TASK BRIEF
Copy out each line that has "meets" in it.

RECORDS FOR THE TASK
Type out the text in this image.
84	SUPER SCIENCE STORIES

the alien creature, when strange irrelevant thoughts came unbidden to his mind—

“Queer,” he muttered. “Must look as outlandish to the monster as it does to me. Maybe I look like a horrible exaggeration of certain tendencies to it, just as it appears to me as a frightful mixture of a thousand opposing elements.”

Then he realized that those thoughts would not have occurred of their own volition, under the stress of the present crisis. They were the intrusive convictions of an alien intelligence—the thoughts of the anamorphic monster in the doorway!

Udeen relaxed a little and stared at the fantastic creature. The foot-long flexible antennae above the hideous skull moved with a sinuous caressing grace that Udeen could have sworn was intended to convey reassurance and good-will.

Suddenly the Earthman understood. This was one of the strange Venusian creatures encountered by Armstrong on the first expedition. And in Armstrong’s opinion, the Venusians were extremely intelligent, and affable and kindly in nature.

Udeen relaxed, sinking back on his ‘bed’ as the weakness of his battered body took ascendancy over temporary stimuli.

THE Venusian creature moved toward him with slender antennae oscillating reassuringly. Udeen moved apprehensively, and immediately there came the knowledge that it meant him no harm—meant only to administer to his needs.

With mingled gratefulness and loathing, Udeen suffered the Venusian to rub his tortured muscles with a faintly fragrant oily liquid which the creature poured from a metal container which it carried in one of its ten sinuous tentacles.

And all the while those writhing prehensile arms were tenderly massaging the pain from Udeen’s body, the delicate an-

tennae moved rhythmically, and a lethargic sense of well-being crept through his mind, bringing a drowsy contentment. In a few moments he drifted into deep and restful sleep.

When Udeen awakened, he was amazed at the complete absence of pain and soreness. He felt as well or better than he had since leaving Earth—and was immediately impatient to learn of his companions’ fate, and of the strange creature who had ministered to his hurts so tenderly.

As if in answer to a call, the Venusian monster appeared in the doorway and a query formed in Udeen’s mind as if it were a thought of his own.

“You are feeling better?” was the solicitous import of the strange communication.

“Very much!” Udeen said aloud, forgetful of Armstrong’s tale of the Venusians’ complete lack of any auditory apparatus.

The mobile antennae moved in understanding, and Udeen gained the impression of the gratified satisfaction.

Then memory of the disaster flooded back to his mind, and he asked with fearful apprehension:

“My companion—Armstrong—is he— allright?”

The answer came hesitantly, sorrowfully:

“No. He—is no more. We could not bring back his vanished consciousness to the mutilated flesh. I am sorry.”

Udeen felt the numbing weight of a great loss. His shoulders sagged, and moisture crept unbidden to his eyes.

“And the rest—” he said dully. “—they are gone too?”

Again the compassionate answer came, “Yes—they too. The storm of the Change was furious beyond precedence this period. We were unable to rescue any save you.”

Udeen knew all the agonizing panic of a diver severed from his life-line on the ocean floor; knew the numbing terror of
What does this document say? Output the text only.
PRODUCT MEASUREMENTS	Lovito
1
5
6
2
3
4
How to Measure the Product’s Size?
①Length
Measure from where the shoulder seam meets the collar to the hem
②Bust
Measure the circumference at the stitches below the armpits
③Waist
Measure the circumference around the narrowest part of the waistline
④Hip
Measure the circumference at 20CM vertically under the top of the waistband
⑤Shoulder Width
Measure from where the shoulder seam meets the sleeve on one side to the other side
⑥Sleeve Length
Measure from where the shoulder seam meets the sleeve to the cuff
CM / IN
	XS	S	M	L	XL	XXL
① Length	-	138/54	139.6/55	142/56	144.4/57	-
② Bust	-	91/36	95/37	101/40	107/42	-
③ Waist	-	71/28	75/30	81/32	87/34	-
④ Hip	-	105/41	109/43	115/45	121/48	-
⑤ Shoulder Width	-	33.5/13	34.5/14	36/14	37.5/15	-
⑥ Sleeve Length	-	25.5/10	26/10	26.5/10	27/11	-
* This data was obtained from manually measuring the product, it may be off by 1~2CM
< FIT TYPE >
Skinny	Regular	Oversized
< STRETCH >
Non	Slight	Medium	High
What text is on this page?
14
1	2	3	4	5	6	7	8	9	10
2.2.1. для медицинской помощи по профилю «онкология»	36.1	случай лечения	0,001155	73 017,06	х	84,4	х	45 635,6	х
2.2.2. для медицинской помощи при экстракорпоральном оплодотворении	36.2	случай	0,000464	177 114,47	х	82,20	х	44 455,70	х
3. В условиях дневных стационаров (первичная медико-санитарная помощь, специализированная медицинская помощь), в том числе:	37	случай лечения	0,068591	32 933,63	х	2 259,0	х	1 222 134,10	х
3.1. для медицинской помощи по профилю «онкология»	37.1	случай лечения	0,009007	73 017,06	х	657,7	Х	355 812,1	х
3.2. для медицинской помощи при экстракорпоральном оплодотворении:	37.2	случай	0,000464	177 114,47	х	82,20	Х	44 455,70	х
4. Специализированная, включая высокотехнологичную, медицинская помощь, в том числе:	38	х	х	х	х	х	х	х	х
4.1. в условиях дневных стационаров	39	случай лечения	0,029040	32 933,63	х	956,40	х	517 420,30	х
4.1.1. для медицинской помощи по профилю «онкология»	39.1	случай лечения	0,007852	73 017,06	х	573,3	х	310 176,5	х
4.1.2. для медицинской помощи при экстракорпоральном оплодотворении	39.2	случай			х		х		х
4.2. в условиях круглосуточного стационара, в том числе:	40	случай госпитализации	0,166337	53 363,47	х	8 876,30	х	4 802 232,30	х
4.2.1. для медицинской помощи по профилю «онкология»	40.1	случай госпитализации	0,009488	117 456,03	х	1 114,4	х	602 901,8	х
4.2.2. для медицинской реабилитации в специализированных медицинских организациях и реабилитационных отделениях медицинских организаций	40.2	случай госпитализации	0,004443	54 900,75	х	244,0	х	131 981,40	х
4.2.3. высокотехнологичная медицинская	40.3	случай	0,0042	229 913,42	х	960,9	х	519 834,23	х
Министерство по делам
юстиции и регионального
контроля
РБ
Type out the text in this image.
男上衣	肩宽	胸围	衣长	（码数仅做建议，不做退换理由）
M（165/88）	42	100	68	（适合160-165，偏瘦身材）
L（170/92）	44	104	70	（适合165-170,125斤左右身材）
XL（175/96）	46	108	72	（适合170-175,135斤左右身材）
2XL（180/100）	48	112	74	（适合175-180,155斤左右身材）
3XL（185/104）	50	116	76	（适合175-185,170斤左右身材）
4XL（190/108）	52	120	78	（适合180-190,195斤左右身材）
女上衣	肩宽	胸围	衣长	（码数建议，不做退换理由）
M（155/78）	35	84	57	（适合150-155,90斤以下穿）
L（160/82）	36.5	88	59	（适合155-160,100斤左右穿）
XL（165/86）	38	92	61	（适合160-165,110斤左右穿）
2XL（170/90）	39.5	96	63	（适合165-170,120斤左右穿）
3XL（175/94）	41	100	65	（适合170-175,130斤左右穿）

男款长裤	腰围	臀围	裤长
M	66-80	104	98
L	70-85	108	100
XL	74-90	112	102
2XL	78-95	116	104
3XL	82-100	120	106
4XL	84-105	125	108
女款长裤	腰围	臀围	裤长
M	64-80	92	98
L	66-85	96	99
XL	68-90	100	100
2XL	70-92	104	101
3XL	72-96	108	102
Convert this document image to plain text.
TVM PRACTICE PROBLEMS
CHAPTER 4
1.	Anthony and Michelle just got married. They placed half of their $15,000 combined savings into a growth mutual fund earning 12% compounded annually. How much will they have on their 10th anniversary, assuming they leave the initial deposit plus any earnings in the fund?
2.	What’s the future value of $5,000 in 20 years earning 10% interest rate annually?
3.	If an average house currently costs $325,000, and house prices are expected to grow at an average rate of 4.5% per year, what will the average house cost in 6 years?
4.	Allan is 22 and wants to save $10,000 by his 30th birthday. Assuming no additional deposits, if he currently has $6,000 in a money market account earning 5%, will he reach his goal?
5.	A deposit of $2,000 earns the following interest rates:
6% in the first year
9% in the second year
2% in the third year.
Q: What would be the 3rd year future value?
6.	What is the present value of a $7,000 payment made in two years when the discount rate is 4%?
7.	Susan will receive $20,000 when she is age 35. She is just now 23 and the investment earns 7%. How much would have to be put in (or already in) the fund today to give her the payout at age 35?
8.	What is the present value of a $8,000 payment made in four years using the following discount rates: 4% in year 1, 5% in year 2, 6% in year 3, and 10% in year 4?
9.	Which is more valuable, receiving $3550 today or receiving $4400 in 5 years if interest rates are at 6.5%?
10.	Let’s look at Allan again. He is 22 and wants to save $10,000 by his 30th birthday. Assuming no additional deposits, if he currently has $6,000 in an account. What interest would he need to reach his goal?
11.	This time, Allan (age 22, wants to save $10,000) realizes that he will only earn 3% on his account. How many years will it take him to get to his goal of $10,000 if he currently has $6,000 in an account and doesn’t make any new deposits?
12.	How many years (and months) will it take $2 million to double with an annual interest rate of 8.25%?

WRITTEN SOLUTION
Measure from where the shoulder seam meets the collar to the hem
Measure from where the shoulder seam meets the sleeve on one side to the other side
Measure from where the shoulder seam meets the sleeve to the cuff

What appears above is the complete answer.